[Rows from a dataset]

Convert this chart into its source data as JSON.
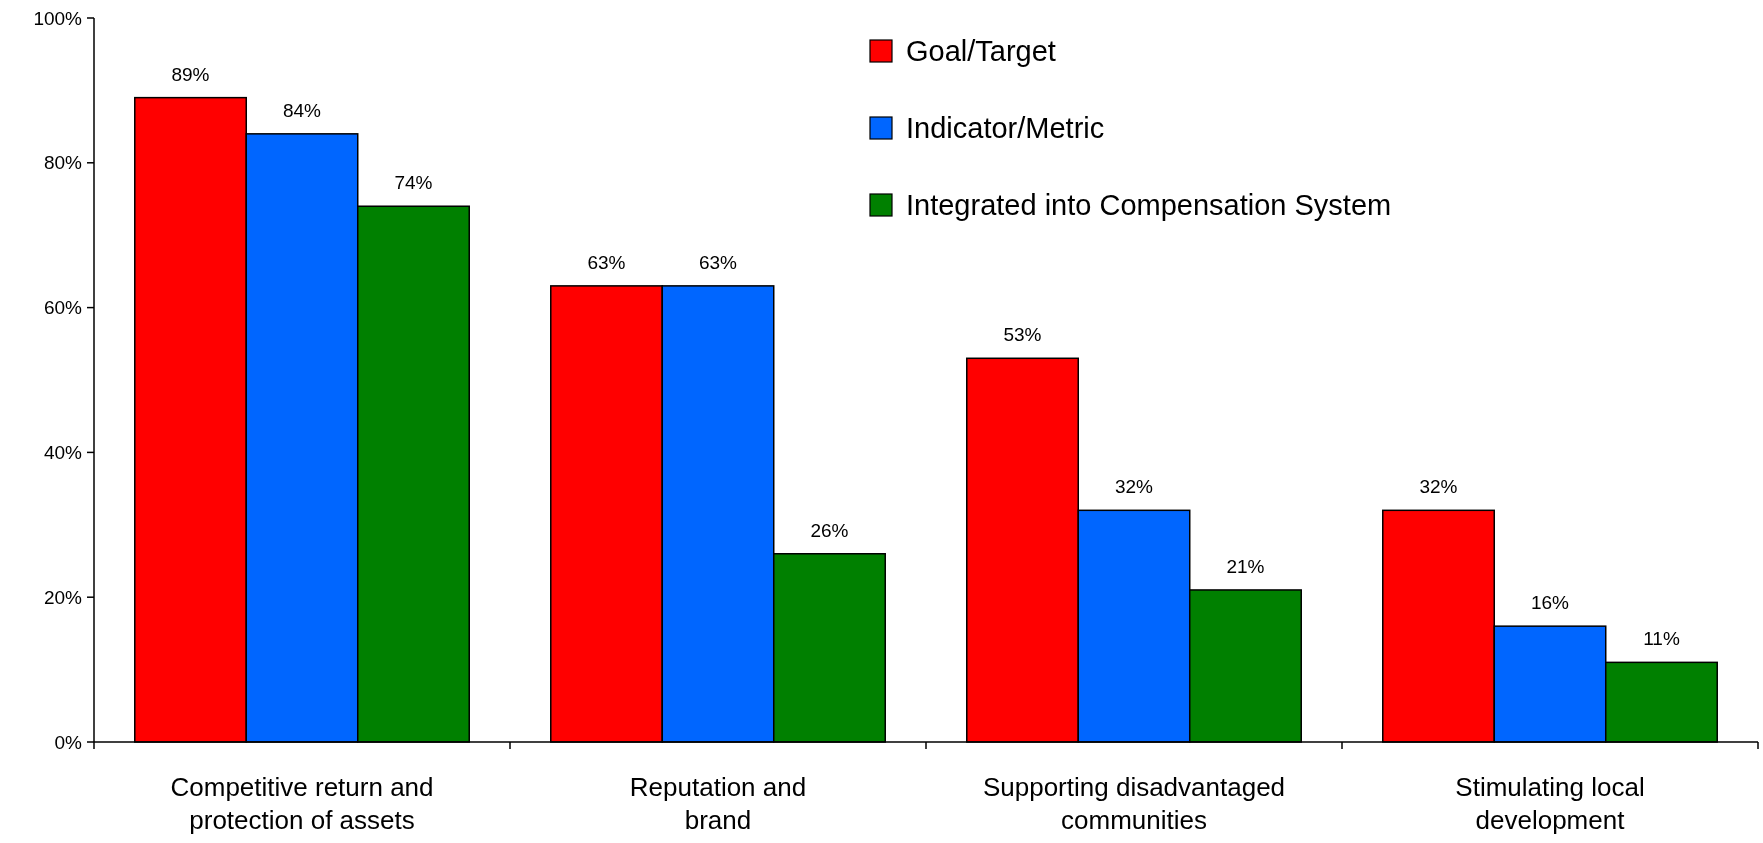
{
  "chart_data": {
    "type": "bar",
    "categories": [
      "Competitive return and\nprotection of assets",
      "Reputation and\nbrand",
      "Supporting disadvantaged\ncommunities",
      "Stimulating local\ndevelopment"
    ],
    "series": [
      {
        "name": "Goal/Target",
        "color": "#ff0000",
        "values": [
          89,
          63,
          53,
          32
        ],
        "value_labels": [
          "89%",
          "63%",
          "53%",
          "32%"
        ]
      },
      {
        "name": "Indicator/Metric",
        "color": "#0066ff",
        "values": [
          84,
          63,
          32,
          16
        ],
        "value_labels": [
          "84%",
          "63%",
          "32%",
          "16%"
        ]
      },
      {
        "name": "Integrated into Compensation System",
        "color": "#008000",
        "values": [
          74,
          26,
          21,
          11
        ],
        "value_labels": [
          "74%",
          "26%",
          "21%",
          "11%"
        ]
      }
    ],
    "ylim": [
      0,
      100
    ],
    "yticks": [
      {
        "value": 0,
        "label": "0%"
      },
      {
        "value": 20,
        "label": "20%"
      },
      {
        "value": 40,
        "label": "40%"
      },
      {
        "value": 60,
        "label": "60%"
      },
      {
        "value": 80,
        "label": "80%"
      },
      {
        "value": 100,
        "label": "100%"
      }
    ],
    "legend": "top right",
    "grid": false
  }
}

SET EXERCISE
Output the full set of records above without changing a word, and drop the images.

REPLY
Convert this chart into its source data as JSON.
{
  "chart_data": {
    "type": "bar",
    "categories": [
      "Competitive return and\nprotection of assets",
      "Reputation and\nbrand",
      "Supporting disadvantaged\ncommunities",
      "Stimulating local\ndevelopment"
    ],
    "series": [
      {
        "name": "Goal/Target",
        "color": "#ff0000",
        "values": [
          89,
          63,
          53,
          32
        ],
        "value_labels": [
          "89%",
          "63%",
          "53%",
          "32%"
        ]
      },
      {
        "name": "Indicator/Metric",
        "color": "#0066ff",
        "values": [
          84,
          63,
          32,
          16
        ],
        "value_labels": [
          "84%",
          "63%",
          "32%",
          "16%"
        ]
      },
      {
        "name": "Integrated into Compensation System",
        "color": "#008000",
        "values": [
          74,
          26,
          21,
          11
        ],
        "value_labels": [
          "74%",
          "26%",
          "21%",
          "11%"
        ]
      }
    ],
    "ylim": [
      0,
      100
    ],
    "yticks": [
      {
        "value": 0,
        "label": "0%"
      },
      {
        "value": 20,
        "label": "20%"
      },
      {
        "value": 40,
        "label": "40%"
      },
      {
        "value": 60,
        "label": "60%"
      },
      {
        "value": 80,
        "label": "80%"
      },
      {
        "value": 100,
        "label": "100%"
      }
    ],
    "legend": "top right",
    "grid": false
  }
}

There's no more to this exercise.